[Stored entries]
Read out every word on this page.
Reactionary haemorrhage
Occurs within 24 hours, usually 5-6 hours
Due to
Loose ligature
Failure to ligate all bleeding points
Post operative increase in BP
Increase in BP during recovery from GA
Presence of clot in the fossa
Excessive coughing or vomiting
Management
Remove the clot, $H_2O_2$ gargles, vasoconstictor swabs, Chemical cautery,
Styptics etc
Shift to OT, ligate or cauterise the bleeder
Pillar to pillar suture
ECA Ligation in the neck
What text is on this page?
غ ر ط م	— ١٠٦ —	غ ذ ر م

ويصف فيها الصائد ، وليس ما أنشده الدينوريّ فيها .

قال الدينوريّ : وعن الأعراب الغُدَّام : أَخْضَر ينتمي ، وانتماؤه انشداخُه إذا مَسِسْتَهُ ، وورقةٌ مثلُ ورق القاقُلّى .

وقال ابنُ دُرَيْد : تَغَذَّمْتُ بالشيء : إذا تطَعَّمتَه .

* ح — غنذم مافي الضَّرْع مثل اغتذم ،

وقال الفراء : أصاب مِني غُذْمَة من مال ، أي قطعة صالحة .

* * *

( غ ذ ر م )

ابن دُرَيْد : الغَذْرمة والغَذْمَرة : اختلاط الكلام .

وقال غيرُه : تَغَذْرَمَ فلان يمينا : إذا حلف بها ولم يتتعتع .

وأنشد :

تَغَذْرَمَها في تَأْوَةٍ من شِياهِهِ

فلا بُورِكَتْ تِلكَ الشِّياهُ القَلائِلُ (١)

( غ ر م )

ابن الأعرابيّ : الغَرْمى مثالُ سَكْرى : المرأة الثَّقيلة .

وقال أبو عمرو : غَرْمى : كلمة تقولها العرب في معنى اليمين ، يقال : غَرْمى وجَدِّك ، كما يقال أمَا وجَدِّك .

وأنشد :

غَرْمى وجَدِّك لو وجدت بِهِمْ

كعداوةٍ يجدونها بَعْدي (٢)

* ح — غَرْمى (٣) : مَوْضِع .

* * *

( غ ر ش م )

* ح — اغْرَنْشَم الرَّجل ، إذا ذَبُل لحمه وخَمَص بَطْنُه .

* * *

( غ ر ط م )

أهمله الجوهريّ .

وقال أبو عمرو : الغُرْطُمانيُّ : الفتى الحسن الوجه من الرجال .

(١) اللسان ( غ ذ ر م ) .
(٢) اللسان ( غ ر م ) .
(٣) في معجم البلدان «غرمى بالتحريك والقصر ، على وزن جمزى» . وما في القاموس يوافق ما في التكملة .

> What needs to be done: Restate each record exactly as written.

> Full output:
Read out every word on this page.
Reactionary haemorrhage
Occurs within 24 hours, usually 5-6 hours
Due to
Loose ligature
Failure to ligate all bleeding points
Post operative increase in BP
Increase in BP during recovery from GA
Presence of clot in the fossa
Excessive coughing or vomiting
Management
Remove the clot, $H_2O_2$ gargles, vasoconstictor swabs, Chemical cautery,
Styptics etc
Shift to OT, ligate or cauterise the bleeder
Pillar to pillar suture
ECA Ligation in the neck
What text is on this page?
غ ر ط م	— ١٠٦ —	غ ذ ر م

ويصف فيها الصائد ، وليس ما أنشده الدينوريّ فيها .

قال الدينوريّ : وعن الأعراب الغُدَّام : أَخْضَر ينتمي ، وانتماؤه انشداخُه إذا مَسِسْتَهُ ، وورقةٌ مثلُ ورق القاقُلّى .

وقال ابنُ دُرَيْد : تَغَذَّمْتُ بالشيء : إذا تطَعَّمتَه .

* ح — غنذم مافي الضَّرْع مثل اغتذم ،

وقال الفراء : أصاب مِني غُذْمَة من مال ، أي قطعة صالحة .

* * *

( غ ذ ر م )

ابن دُرَيْد : الغَذْرمة والغَذْمَرة : اختلاط الكلام .

وقال غيرُه : تَغَذْرَمَ فلان يمينا : إذا حلف بها ولم يتتعتع .

وأنشد :

تَغَذْرَمَها في تَأْوَةٍ من شِياهِهِ

فلا بُورِكَتْ تِلكَ الشِّياهُ القَلائِلُ (١)

( غ ر م )

ابن الأعرابيّ : الغَرْمى مثالُ سَكْرى : المرأة الثَّقيلة .

وقال أبو عمرو : غَرْمى : كلمة تقولها العرب في معنى اليمين ، يقال : غَرْمى وجَدِّك ، كما يقال أمَا وجَدِّك .

وأنشد :

غَرْمى وجَدِّك لو وجدت بِهِمْ

كعداوةٍ يجدونها بَعْدي (٢)

* ح — غَرْمى (٣) : مَوْضِع .

* * *

( غ ر ش م )

* ح — اغْرَنْشَم الرَّجل ، إذا ذَبُل لحمه وخَمَص بَطْنُه .

* * *

( غ ر ط م )

أهمله الجوهريّ .

وقال أبو عمرو : الغُرْطُمانيُّ : الفتى الحسن الوجه من الرجال .

(١) اللسان ( غ ذ ر م ) .
(٢) اللسان ( غ ر م ) .
(٣) في معجم البلدان «غرمى بالتحريك والقصر ، على وزن جمزى» . وما في القاموس يوافق ما في التكملة .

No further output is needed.